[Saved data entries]
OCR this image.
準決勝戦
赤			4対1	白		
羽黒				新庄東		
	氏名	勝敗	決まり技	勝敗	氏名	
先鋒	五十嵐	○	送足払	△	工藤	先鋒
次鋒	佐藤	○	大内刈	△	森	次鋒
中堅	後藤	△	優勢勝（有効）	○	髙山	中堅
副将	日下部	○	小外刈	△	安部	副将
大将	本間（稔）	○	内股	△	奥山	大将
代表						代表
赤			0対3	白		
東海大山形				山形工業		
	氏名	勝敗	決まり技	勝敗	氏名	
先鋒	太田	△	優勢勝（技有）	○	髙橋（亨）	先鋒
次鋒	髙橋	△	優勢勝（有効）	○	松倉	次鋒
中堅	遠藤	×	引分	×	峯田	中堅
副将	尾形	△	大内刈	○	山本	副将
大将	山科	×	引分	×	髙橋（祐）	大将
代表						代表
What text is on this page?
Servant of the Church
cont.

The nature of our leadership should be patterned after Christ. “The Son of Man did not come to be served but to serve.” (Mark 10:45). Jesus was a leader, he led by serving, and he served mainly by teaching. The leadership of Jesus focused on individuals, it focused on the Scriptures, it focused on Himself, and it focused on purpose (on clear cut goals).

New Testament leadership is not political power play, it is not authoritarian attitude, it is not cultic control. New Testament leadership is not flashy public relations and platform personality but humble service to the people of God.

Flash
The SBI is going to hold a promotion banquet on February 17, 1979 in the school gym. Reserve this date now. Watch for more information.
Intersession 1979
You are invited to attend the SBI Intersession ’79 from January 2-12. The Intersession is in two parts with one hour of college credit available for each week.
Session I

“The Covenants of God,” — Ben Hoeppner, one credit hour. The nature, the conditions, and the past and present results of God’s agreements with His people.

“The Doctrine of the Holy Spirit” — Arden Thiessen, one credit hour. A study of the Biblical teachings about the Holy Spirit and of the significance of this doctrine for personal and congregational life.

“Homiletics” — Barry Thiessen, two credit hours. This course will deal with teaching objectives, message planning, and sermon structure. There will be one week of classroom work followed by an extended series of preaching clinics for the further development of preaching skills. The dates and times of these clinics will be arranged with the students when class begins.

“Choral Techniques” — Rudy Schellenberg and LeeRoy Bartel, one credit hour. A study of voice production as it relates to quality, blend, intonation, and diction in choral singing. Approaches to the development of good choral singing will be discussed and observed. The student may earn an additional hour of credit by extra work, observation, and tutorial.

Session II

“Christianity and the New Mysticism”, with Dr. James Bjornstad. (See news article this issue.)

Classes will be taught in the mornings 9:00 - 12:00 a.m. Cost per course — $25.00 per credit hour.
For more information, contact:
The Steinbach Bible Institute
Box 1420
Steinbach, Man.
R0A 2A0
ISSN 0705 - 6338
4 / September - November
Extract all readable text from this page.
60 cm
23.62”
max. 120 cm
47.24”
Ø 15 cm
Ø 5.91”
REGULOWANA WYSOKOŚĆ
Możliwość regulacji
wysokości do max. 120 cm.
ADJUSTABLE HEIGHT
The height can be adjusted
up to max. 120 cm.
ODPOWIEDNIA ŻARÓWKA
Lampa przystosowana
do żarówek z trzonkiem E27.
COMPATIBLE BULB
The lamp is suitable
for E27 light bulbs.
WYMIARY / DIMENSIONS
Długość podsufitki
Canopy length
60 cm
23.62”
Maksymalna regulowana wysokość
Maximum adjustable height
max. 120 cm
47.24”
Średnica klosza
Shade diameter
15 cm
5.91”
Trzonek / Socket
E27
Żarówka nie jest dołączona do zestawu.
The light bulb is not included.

_What to produce_
Keep only the lines that hold the string "more", and copy them out.

_Finished answer_
The SBI is going to hold a promotion banquet on February 17, 1979 in the school gym. Reserve this date now. Watch for more information.
For more information, contact:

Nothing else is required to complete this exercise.